• RECORDS TO PROCESS

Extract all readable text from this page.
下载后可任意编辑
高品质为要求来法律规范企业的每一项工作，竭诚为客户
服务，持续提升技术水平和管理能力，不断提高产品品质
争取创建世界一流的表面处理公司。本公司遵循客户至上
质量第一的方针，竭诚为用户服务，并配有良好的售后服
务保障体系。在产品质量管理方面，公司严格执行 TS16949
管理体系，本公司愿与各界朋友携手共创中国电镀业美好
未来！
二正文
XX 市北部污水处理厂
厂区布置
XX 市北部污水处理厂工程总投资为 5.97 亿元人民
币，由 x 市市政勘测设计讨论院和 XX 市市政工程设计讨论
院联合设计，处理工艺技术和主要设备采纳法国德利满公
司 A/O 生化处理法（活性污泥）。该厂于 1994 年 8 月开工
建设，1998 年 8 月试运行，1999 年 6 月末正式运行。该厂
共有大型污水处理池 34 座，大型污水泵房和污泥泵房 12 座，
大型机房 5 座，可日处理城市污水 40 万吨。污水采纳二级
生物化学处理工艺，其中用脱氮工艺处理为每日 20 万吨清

• STATED TASK
Copy each record from above without leaving any out.

• EXPECTED ANSWER
Extract all readable text from this page.
下载后可任意编辑
高品质为要求来法律规范企业的每一项工作，竭诚为客户
服务，持续提升技术水平和管理能力，不断提高产品品质
争取创建世界一流的表面处理公司。本公司遵循客户至上
质量第一的方针，竭诚为用户服务，并配有良好的售后服
务保障体系。在产品质量管理方面，公司严格执行 TS16949
管理体系，本公司愿与各界朋友携手共创中国电镀业美好
未来！
二正文
XX 市北部污水处理厂
厂区布置
XX 市北部污水处理厂工程总投资为 5.97 亿元人民
币，由 x 市市政勘测设计讨论院和 XX 市市政工程设计讨论
院联合设计，处理工艺技术和主要设备采纳法国德利满公
司 A/O 生化处理法（活性污泥）。该厂于 1994 年 8 月开工
建设，1998 年 8 月试运行，1999 年 6 月末正式运行。该厂
共有大型污水处理池 34 座，大型污水泵房和污泥泵房 12 座，
大型机房 5 座，可日处理城市污水 40 万吨。污水采纳二级
生物化学处理工艺，其中用脱氮工艺处理为每日 20 万吨清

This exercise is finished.